THE REQUEST - Write out the passage below on how cloud processes affect aerosols, word for word and in full.
** Begin SELECTED PASSAGE **
Clouds affect aerosols through cloud processes such as nucleation of droplets and aerosol transportation (or advection) by cloud-induced wind. Updrafts and downdrafts comprise cloud-induced wind and transport aerosols upward and downward, respectively. Motivated by this, we take interest in impacts of clouds on aerosols and how these impacts in turn change the influence of aerosols on clouds. To examine this aspect of aerosol–cloud interactions, the abovementioned four standard simulations (i.e., the control, aro-above-cld, control-1500 and aro-above-cld-1500 runs) are repeated. In these repeated runs, aerosol concentrations at each grid point, which are set at the first time step, do not vary with time or are not affected by cloud processes. These repeated runs are referred to as the control-novary, aro-above-cld-novary, control-1500-novary and aro-above-cld-1500-novary runs. By comparing the standard simulations to these repeated ones, we aim to identify how cloud processes affect the aerosol layer and then the impacts of the layer on clouds.
** End SELECTED PASSAGE **
** Begin EXCERPTED RECORDS **
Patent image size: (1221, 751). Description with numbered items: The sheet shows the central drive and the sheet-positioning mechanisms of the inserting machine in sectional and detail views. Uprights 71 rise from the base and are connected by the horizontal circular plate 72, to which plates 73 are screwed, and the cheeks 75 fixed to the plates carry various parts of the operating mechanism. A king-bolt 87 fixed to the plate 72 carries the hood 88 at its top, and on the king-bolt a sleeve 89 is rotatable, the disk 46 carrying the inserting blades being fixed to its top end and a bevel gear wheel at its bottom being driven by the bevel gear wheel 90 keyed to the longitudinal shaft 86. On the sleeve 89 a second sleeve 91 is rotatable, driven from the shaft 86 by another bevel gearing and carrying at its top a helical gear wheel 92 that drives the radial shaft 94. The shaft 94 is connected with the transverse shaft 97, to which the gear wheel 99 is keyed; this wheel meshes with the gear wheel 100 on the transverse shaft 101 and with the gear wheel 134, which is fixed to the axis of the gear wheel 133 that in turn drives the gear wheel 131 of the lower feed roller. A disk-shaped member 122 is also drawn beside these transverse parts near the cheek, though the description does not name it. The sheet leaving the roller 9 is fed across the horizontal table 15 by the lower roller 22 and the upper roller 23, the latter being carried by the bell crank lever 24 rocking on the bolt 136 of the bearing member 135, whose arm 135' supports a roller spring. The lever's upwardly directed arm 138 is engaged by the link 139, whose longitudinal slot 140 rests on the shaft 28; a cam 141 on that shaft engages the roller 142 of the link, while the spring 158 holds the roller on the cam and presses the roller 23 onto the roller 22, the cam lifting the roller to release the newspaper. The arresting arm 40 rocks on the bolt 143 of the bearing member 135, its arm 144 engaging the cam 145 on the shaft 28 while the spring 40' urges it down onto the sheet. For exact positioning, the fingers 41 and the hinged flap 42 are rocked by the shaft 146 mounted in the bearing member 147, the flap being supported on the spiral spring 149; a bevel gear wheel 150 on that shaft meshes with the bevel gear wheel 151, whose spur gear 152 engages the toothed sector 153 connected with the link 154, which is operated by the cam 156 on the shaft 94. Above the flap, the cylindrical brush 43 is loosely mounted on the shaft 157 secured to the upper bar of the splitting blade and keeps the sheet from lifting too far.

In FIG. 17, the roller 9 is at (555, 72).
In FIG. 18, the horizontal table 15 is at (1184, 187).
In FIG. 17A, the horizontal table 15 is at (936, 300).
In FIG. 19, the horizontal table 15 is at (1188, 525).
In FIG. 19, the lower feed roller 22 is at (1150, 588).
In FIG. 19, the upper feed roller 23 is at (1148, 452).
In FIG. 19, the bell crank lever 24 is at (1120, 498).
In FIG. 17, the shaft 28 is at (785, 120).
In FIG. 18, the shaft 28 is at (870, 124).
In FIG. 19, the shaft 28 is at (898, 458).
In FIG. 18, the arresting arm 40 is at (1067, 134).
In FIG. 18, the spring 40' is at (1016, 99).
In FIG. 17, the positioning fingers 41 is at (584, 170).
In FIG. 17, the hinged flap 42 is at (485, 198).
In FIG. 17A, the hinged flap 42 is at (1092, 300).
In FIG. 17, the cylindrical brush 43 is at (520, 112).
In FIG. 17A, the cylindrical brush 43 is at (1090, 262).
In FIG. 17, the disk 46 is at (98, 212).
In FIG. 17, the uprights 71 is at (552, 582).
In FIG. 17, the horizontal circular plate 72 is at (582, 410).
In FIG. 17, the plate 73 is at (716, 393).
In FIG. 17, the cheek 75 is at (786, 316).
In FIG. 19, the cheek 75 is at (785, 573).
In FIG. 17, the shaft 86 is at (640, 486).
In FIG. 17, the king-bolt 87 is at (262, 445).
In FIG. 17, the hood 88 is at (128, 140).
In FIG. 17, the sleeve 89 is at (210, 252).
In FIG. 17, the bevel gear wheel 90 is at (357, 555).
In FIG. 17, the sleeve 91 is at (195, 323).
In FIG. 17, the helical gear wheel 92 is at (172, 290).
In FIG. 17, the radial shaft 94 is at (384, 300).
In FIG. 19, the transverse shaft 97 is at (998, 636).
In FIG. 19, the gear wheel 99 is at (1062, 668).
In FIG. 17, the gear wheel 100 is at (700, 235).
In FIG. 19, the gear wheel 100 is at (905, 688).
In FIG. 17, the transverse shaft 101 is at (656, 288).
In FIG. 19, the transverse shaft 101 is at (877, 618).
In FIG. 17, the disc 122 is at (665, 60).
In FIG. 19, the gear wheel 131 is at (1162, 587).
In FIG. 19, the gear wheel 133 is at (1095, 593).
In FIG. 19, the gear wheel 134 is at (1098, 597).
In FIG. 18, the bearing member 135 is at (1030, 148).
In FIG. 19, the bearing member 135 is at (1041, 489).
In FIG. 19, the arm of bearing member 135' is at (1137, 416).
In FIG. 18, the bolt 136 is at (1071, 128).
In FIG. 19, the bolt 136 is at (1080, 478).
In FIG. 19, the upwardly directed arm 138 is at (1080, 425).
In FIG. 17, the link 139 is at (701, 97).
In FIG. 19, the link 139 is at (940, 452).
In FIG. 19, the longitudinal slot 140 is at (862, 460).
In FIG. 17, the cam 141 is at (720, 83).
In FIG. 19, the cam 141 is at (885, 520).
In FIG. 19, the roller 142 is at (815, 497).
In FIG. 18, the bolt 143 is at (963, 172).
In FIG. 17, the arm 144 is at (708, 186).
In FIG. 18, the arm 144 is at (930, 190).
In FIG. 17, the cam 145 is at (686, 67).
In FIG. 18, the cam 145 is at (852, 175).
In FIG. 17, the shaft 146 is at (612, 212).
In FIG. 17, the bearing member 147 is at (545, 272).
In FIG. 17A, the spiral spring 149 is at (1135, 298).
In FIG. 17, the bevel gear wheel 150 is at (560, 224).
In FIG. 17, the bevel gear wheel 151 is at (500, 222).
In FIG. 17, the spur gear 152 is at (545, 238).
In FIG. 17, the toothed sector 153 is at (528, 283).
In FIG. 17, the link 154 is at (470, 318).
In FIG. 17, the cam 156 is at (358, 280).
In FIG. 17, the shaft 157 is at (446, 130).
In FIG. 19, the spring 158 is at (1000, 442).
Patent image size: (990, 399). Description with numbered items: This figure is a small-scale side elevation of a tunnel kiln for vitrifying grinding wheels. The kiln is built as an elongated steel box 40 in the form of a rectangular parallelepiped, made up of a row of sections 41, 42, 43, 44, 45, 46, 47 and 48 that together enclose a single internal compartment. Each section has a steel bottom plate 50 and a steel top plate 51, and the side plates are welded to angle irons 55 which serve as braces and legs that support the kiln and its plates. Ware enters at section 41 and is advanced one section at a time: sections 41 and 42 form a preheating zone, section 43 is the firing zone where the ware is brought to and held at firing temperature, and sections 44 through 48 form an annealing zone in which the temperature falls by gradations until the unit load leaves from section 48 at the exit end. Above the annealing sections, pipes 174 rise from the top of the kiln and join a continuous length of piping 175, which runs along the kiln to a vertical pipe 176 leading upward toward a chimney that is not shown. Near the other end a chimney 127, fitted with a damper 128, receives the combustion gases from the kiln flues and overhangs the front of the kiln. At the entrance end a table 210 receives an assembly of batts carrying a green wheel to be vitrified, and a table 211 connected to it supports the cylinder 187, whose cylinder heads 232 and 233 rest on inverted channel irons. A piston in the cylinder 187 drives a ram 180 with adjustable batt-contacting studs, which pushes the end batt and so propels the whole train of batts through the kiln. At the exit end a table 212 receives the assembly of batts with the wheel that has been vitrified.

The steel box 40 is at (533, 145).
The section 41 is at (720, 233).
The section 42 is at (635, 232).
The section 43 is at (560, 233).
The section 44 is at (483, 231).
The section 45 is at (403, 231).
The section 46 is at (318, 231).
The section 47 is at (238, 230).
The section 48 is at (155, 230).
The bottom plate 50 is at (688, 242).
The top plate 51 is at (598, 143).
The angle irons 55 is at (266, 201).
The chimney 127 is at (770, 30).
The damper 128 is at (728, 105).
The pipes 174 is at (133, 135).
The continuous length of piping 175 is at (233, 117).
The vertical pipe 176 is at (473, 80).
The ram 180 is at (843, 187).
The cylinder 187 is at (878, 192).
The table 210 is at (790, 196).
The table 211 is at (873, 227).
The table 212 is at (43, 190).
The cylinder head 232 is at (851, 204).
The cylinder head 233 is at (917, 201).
** End EXCERPTED RECORDS **
WRITTEN SOLUTION -
Clouds affect aerosols through cloud processes such as nucleation of droplets and aerosol transportation (or advection) by cloud-induced wind. Updrafts and downdrafts comprise cloud-induced wind and transport aerosols upward and downward, respectively. Motivated by this, we take interest in impacts of clouds on aerosols and how these impacts in turn change the influence of aerosols on clouds. To examine this aspect of aerosol–cloud interactions, the abovementioned four standard simulations (i.e., the control, aro-above-cld, control-1500 and aro-above-cld-1500 runs) are repeated. In these repeated runs, aerosol concentrations at each grid point, which are set at the first time step, do not vary with time or are not affected by cloud processes. These repeated runs are referred to as the control-novary, aro-above-cld-novary, control-1500-novary and aro-above-cld-1500-novary runs. By comparing the standard simulations to these repeated ones, we aim to identify how cloud processes affect the aerosol layer and then the impacts of the layer on clouds.